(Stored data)
☆ ☆ ☆ ☆ ☆ ☆ ☆

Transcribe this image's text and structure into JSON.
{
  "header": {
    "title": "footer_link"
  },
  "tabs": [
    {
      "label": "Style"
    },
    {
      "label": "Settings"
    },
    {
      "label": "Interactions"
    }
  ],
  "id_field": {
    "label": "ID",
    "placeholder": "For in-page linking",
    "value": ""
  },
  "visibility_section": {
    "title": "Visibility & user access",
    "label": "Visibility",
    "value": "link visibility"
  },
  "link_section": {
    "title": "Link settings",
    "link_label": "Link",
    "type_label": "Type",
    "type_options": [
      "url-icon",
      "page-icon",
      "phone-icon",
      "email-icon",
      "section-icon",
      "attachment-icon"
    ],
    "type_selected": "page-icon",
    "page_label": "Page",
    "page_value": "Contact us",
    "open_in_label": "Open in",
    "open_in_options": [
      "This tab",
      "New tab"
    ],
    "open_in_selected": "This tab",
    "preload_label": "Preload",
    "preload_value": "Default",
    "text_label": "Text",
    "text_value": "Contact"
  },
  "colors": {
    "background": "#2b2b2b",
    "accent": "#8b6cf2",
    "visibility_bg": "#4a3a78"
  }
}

☆ ☆ ☆ ☆ ☆ ☆ ☆

To be done
Go through the records and print each one exactly.

Final result
Transcribe this image's text and structure into JSON.
{
  "header": {
    "title": "footer_link"
  },
  "tabs": [
    {
      "label": "Style"
    },
    {
      "label": "Settings"
    },
    {
      "label": "Interactions"
    }
  ],
  "id_field": {
    "label": "ID",
    "placeholder": "For in-page linking",
    "value": ""
  },
  "visibility_section": {
    "title": "Visibility & user access",
    "label": "Visibility",
    "value": "link visibility"
  },
  "link_section": {
    "title": "Link settings",
    "link_label": "Link",
    "type_label": "Type",
    "type_options": [
      "url-icon",
      "page-icon",
      "phone-icon",
      "email-icon",
      "section-icon",
      "attachment-icon"
    ],
    "type_selected": "page-icon",
    "page_label": "Page",
    "page_value": "Contact us",
    "open_in_label": "Open in",
    "open_in_options": [
      "This tab",
      "New tab"
    ],
    "open_in_selected": "This tab",
    "preload_label": "Preload",
    "preload_value": "Default",
    "text_label": "Text",
    "text_value": "Contact"
  },
  "colors": {
    "background": "#2b2b2b",
    "accent": "#8b6cf2",
    "visibility_bg": "#4a3a78"
  }
}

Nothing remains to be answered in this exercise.